_Excerpted records_:
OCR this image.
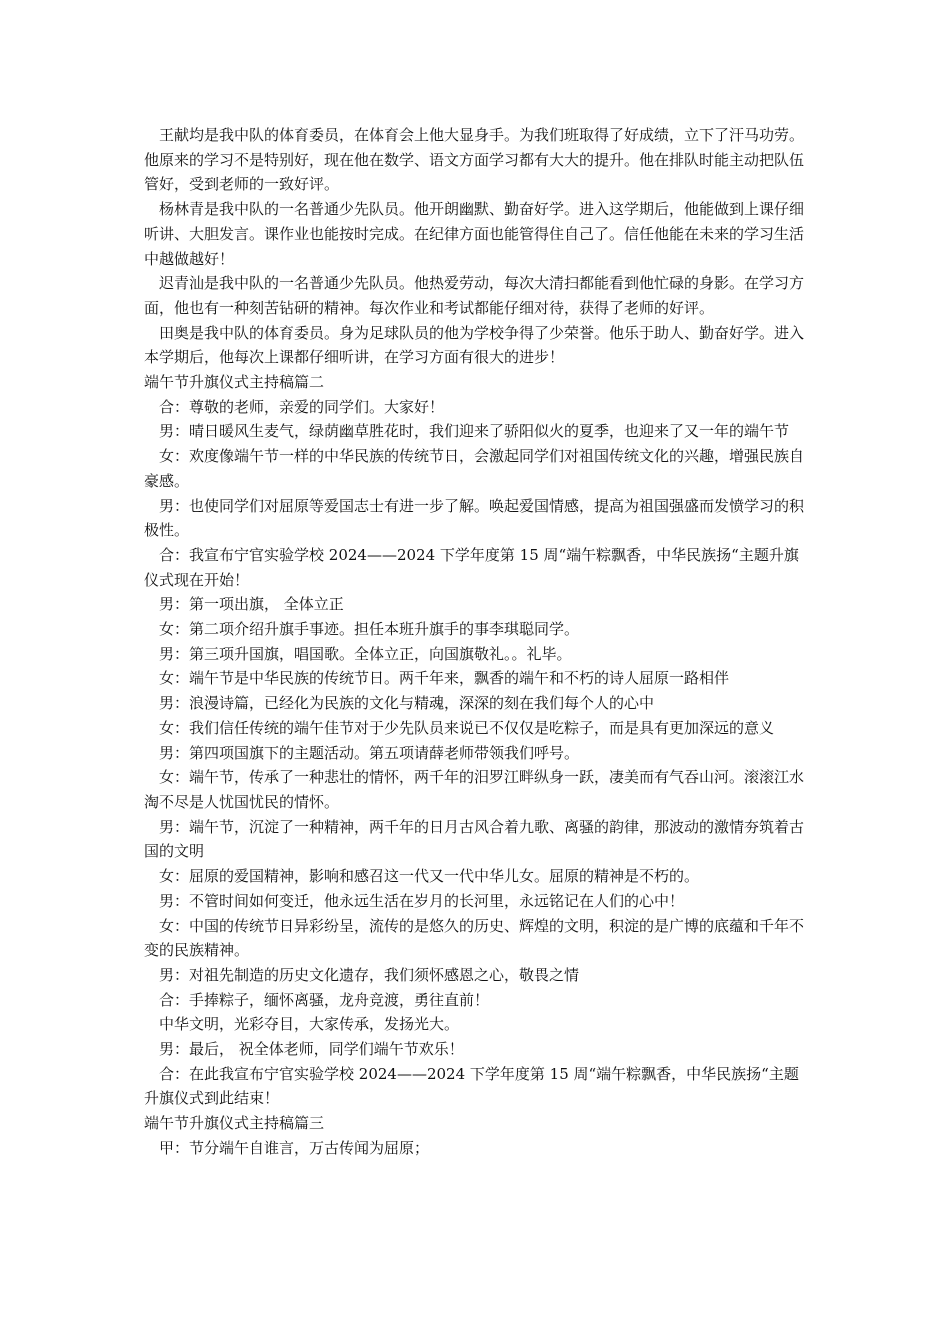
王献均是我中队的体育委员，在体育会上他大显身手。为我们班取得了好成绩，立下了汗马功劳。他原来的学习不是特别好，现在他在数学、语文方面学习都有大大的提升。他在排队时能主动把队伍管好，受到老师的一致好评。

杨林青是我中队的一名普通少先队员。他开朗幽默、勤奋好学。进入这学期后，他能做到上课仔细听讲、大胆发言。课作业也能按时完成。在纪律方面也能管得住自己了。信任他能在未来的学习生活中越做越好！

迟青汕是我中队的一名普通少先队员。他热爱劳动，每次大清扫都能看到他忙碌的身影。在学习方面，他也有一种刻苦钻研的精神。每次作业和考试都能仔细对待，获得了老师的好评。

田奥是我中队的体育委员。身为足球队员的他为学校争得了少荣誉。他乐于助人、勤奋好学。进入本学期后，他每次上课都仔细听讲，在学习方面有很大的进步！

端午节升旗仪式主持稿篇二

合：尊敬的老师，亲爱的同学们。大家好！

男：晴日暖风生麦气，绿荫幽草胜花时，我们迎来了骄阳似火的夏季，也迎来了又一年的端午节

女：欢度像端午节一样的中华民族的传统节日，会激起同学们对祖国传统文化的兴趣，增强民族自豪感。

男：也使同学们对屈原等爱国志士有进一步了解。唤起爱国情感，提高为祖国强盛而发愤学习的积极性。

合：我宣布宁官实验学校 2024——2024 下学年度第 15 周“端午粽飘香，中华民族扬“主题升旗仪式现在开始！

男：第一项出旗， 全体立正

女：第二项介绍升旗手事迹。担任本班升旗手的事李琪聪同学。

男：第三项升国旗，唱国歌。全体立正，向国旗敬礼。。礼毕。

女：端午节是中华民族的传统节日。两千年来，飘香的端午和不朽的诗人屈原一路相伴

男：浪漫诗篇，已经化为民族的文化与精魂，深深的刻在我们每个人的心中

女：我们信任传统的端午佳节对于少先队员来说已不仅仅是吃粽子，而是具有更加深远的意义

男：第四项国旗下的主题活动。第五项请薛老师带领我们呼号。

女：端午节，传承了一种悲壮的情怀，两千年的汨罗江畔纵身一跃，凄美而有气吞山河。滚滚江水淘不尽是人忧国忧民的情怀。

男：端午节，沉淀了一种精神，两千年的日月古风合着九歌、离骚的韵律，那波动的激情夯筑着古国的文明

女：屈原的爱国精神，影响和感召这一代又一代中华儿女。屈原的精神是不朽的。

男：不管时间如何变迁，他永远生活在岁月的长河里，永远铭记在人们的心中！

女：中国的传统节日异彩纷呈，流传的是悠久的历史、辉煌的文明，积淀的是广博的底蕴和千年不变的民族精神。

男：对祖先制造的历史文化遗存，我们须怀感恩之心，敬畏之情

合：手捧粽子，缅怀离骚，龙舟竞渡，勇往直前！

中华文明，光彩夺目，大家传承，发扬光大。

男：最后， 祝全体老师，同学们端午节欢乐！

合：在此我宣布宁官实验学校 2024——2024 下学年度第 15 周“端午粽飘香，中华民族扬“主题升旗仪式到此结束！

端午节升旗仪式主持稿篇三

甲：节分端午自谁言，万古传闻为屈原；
---
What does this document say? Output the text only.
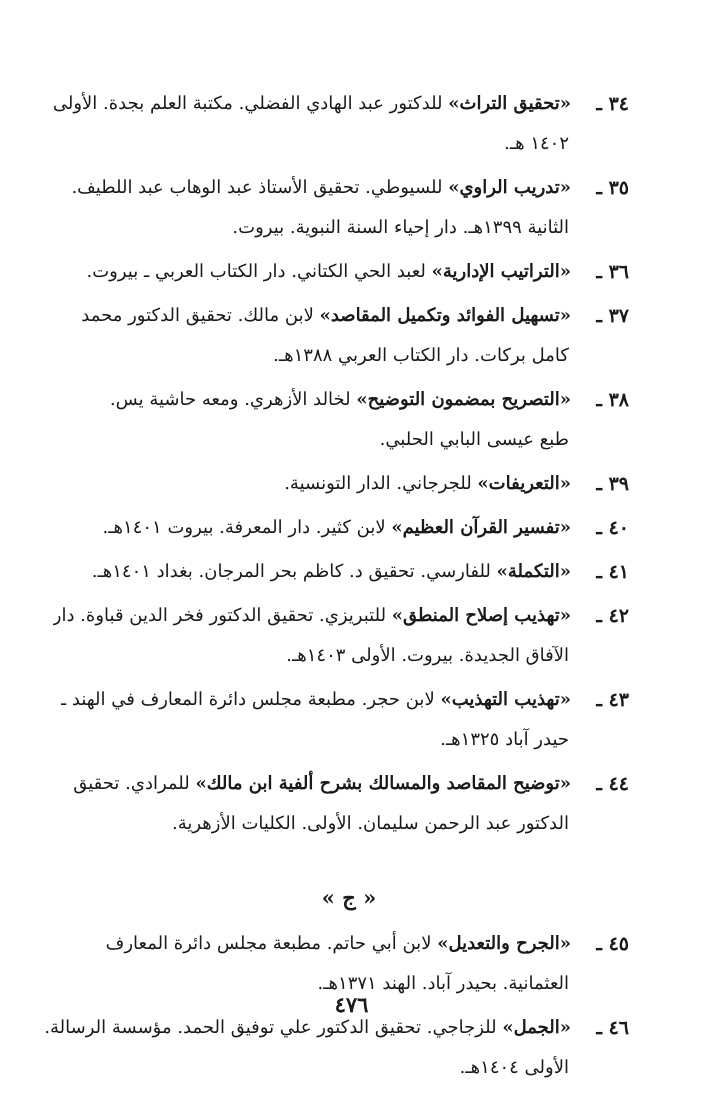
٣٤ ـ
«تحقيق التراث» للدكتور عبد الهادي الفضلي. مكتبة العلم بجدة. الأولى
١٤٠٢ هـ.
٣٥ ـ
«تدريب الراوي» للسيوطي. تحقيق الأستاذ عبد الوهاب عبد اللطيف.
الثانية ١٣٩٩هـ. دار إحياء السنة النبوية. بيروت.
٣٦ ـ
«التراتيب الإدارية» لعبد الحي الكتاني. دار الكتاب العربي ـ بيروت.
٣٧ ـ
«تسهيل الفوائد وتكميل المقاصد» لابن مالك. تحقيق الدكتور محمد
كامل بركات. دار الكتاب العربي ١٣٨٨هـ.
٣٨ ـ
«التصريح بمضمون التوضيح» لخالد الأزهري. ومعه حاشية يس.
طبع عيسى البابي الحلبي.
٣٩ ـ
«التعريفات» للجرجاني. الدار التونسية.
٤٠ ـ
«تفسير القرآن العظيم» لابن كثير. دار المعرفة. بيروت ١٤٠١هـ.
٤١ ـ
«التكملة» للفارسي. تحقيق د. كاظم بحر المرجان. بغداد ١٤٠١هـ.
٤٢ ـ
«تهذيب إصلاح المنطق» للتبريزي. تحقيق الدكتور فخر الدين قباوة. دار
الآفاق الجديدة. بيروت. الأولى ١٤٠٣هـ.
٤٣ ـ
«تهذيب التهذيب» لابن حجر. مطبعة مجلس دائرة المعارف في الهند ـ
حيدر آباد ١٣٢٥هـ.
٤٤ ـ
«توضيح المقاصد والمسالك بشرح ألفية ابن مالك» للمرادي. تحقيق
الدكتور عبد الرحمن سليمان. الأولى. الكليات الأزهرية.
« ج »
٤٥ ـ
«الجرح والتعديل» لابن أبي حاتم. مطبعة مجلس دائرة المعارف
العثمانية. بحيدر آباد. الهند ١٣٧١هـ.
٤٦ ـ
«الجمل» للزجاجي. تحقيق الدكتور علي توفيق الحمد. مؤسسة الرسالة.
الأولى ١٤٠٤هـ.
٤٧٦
* * *
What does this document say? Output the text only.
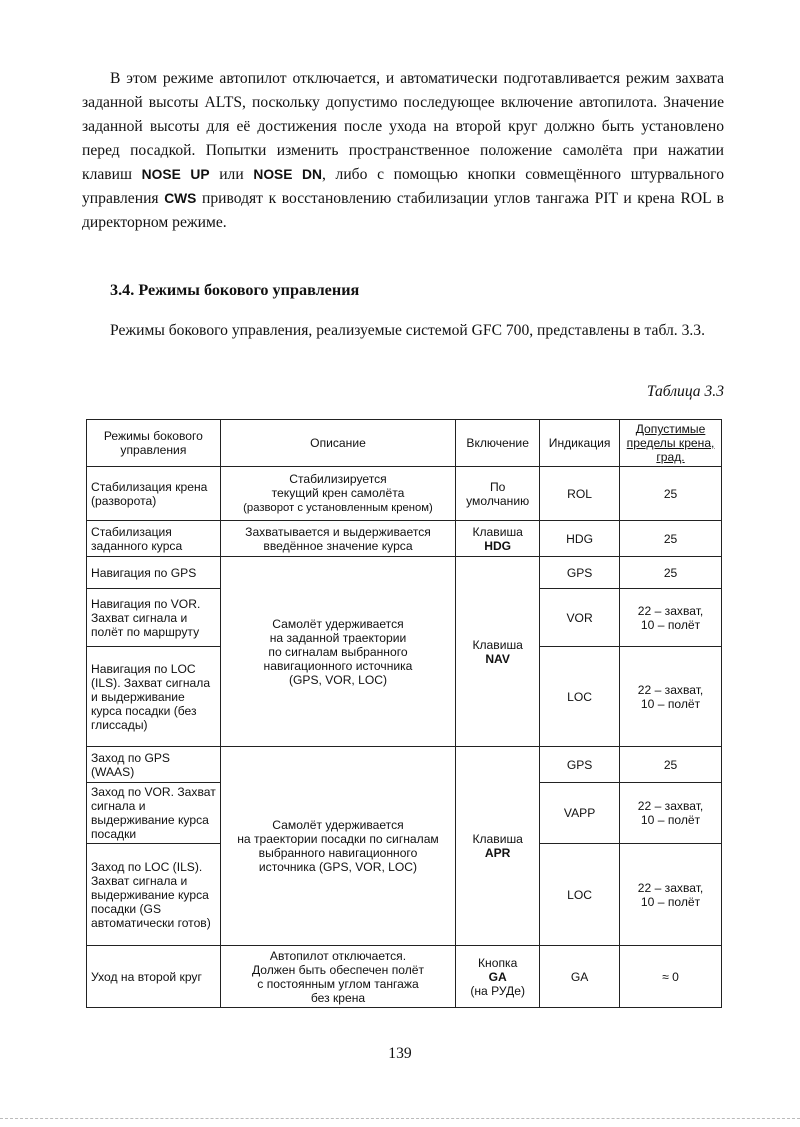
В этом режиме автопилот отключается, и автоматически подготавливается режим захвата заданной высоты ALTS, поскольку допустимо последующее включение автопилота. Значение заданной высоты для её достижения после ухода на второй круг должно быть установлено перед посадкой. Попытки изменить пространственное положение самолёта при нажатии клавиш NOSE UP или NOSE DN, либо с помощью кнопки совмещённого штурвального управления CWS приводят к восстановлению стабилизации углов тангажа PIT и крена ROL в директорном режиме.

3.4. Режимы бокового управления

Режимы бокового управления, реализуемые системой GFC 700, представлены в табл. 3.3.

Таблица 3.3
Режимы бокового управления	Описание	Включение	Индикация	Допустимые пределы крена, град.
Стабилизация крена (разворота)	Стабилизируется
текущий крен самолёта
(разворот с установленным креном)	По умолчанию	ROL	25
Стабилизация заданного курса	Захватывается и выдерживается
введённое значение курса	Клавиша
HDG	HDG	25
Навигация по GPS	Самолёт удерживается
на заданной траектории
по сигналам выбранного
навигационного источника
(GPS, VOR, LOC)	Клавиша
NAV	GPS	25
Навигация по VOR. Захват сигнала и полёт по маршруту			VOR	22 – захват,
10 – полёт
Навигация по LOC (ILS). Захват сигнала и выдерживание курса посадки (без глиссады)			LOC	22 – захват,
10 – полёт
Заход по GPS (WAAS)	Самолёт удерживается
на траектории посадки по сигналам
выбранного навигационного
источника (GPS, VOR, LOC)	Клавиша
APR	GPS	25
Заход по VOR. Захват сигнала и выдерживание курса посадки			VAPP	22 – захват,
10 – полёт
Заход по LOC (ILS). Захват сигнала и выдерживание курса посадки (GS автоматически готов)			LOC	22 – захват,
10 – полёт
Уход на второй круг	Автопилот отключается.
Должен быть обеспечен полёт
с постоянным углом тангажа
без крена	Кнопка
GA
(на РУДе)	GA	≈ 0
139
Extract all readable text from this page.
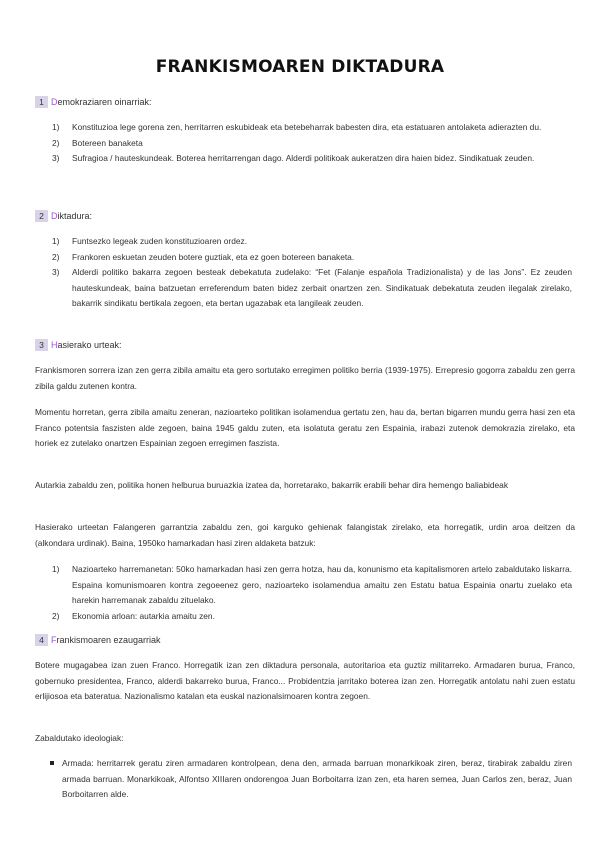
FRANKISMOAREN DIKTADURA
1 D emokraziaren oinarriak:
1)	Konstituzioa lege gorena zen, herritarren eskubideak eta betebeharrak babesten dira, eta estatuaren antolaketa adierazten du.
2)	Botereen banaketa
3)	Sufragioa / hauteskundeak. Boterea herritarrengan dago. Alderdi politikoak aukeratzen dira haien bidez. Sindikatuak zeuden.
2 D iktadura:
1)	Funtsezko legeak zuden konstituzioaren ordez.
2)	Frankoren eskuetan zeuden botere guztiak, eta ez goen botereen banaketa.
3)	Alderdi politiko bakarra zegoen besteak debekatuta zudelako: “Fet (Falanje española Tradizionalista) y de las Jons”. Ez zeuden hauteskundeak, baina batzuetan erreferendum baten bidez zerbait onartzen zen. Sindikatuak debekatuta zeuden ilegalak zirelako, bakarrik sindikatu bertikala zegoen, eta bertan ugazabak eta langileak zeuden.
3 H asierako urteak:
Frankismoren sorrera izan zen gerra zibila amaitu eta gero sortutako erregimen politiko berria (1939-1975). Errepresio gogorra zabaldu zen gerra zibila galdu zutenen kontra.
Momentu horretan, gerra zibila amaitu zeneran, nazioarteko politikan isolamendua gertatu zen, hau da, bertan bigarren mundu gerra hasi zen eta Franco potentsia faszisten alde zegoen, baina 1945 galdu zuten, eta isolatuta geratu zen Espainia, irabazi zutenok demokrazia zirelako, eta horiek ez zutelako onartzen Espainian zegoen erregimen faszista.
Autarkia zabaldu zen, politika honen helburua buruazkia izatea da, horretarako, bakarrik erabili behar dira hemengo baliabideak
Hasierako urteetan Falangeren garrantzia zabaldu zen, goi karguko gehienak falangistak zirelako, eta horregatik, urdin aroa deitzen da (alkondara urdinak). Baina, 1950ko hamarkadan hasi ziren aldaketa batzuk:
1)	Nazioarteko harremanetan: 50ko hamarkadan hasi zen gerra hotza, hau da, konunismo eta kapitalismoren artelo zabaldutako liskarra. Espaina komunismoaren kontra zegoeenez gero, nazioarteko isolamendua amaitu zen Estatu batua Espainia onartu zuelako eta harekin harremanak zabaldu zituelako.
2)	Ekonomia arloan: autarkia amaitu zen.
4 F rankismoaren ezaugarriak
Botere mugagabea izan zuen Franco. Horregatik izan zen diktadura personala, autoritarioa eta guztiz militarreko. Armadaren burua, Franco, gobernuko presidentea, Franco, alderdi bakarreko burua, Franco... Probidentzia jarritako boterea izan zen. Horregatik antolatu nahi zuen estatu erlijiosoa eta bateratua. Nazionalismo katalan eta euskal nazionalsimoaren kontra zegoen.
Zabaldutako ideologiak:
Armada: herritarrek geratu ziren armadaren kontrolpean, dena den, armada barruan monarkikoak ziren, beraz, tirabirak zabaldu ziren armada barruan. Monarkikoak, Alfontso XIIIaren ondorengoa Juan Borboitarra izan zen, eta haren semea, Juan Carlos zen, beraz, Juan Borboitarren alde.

_Requirements_:
Collect the lines of the records that include the string "izan".

_Exercise response_:
Frankismoren sorrera izan zen gerra zibila amaitu eta gero sortutako erregimen politiko berria (1939-1975). Errepresio gogorra zabaldu zen gerra zibila galdu zutenen kontra.
Botere mugagabea izan zuen Franco. Horregatik izan zen diktadura personala, autoritarioa eta guztiz militarreko. Armadaren burua, Franco, gobernuko presidentea, Franco, alderdi bakarreko burua, Franco... Probidentzia jarritako boterea izan zen. Horregatik antolatu nahi zuen estatu erlijiosoa eta bateratua. Nazionalismo katalan eta euskal nazionalsimoaren kontra zegoen.
Armada: herritarrek geratu ziren armadaren kontrolpean, dena den, armada barruan monarkikoak ziren, beraz, tirabirak zabaldu ziren armada barruan. Monarkikoak, Alfontso XIIIaren ondorengoa Juan Borboitarra izan zen, eta haren semea, Juan Carlos zen, beraz, Juan Borboitarren alde.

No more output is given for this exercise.